* What you are asked to do *
Copy all of the data below, substituting "Separation Technique" for "Separation Method" and leaving every other character as it is.

* Supplied entries *

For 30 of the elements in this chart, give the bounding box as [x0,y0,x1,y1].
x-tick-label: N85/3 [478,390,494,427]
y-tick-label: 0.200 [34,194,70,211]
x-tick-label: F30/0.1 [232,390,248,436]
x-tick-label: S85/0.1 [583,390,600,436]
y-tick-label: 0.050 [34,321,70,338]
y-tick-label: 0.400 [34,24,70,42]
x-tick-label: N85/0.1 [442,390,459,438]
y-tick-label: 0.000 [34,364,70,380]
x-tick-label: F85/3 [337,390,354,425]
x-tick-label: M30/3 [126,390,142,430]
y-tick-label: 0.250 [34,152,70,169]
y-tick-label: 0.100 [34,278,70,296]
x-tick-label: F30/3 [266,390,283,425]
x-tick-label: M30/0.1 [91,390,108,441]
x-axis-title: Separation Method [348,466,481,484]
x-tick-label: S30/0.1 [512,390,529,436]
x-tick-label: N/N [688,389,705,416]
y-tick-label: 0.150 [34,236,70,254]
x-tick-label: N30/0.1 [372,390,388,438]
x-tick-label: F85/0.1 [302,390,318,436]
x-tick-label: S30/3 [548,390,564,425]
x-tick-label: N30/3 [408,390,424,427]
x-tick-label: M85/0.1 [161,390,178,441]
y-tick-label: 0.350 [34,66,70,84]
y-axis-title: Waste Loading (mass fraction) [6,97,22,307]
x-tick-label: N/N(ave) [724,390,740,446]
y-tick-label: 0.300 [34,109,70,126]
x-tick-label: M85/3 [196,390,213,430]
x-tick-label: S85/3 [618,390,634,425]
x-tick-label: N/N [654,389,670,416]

* The response *
For 30 of the elements in this chart, give the bounding box as [x0,y0,x1,y1].
x-tick-label: N85/3 [478,390,494,427]
y-tick-label: 0.200 [34,194,70,211]
x-tick-label: F30/0.1 [232,390,248,436]
x-tick-label: S85/0.1 [583,390,600,436]
y-tick-label: 0.050 [34,321,70,338]
y-tick-label: 0.400 [34,24,70,42]
x-tick-label: N85/0.1 [442,390,459,438]
y-tick-label: 0.000 [34,364,70,380]
x-tick-label: F85/3 [337,390,354,425]
x-tick-label: M30/3 [126,390,142,430]
y-tick-label: 0.250 [34,152,70,169]
y-tick-label: 0.100 [34,278,70,296]
x-tick-label: F30/3 [266,390,283,425]
x-tick-label: M30/0.1 [91,390,108,441]
x-axis-title: Separation Technique [348,466,481,484]
x-tick-label: S30/0.1 [512,390,529,436]
x-tick-label: N/N [688,389,705,416]
y-tick-label: 0.150 [34,236,70,254]
x-tick-label: N30/0.1 [372,390,388,438]
x-tick-label: F85/0.1 [302,390,318,436]
x-tick-label: S30/3 [548,390,564,425]
x-tick-label: N30/3 [408,390,424,427]
x-tick-label: M85/0.1 [161,390,178,441]
y-tick-label: 0.350 [34,66,70,84]
y-axis-title: Waste Loading (mass fraction) [6,97,22,307]
x-tick-label: N/N(ave) [724,390,740,446]
y-tick-label: 0.300 [34,109,70,126]
x-tick-label: M85/3 [196,390,213,430]
x-tick-label: S85/3 [618,390,634,425]
x-tick-label: N/N [654,389,670,416]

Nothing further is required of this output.